> _RECORDED INFORMATION_

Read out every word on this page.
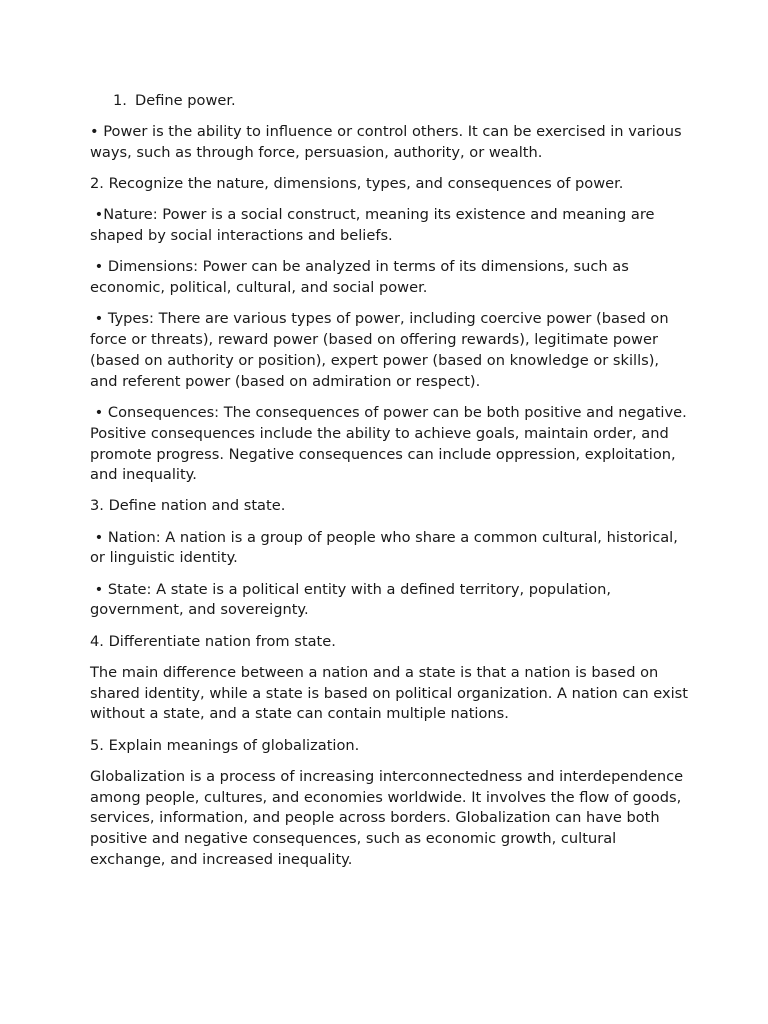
1. Define power.

• Power is the ability to influence or control others. It can be exercised in various ways, such as through force, persuasion, authority, or wealth.

2. Recognize the nature, dimensions, types, and consequences of power.

•Nature: Power is a social construct, meaning its existence and meaning are shaped by social interactions and beliefs.

• Dimensions: Power can be analyzed in terms of its dimensions, such as economic, political, cultural, and social power.

• Types: There are various types of power, including coercive power (based on force or threats), reward power (based on offering rewards), legitimate power (based on authority or position), expert power (based on knowledge or skills), and referent power (based on admiration or respect).

• Consequences: The consequences of power can be both positive and negative. Positive consequences include the ability to achieve goals, maintain order, and promote progress. Negative consequences can include oppression, exploitation, and inequality.

3. Define nation and state.

• Nation: A nation is a group of people who share a common cultural, historical, or linguistic identity.

• State: A state is a political entity with a defined territory, population, government, and sovereignty.

4. Differentiate nation from state.

The main difference between a nation and a state is that a nation is based on shared identity, while a state is based on political organization. A nation can exist without a state, and a state can contain multiple nations.

5. Explain meanings of globalization.

Globalization is a process of increasing interconnectedness and interdependence among people, cultures, and economies worldwide. It involves the flow of goods, services, information, and people across borders. Globalization can have both positive and negative consequences, such as economic growth, cultural exchange, and increased inequality.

> _EXERCISE OBJECTIVE_
Each line above is to be copied verbatim. Drop any image from the copy.

> _TASK RESULT_
Read out every word on this page.
1. Define power.

• Power is the ability to influence or control others. It can be exercised in various ways, such as through force, persuasion, authority, or wealth.

2. Recognize the nature, dimensions, types, and consequences of power.

•Nature: Power is a social construct, meaning its existence and meaning are shaped by social interactions and beliefs.

• Dimensions: Power can be analyzed in terms of its dimensions, such as economic, political, cultural, and social power.

• Types: There are various types of power, including coercive power (based on force or threats), reward power (based on offering rewards), legitimate power (based on authority or position), expert power (based on knowledge or skills), and referent power (based on admiration or respect).

• Consequences: The consequences of power can be both positive and negative. Positive consequences include the ability to achieve goals, maintain order, and promote progress. Negative consequences can include oppression, exploitation, and inequality.

3. Define nation and state.

• Nation: A nation is a group of people who share a common cultural, historical, or linguistic identity.

• State: A state is a political entity with a defined territory, population, government, and sovereignty.

4. Differentiate nation from state.

The main difference between a nation and a state is that a nation is based on shared identity, while a state is based on political organization. A nation can exist without a state, and a state can contain multiple nations.

5. Explain meanings of globalization.

Globalization is a process of increasing interconnectedness and interdependence among people, cultures, and economies worldwide. It involves the flow of goods, services, information, and people across borders. Globalization can have both positive and negative consequences, such as economic growth, cultural exchange, and increased inequality.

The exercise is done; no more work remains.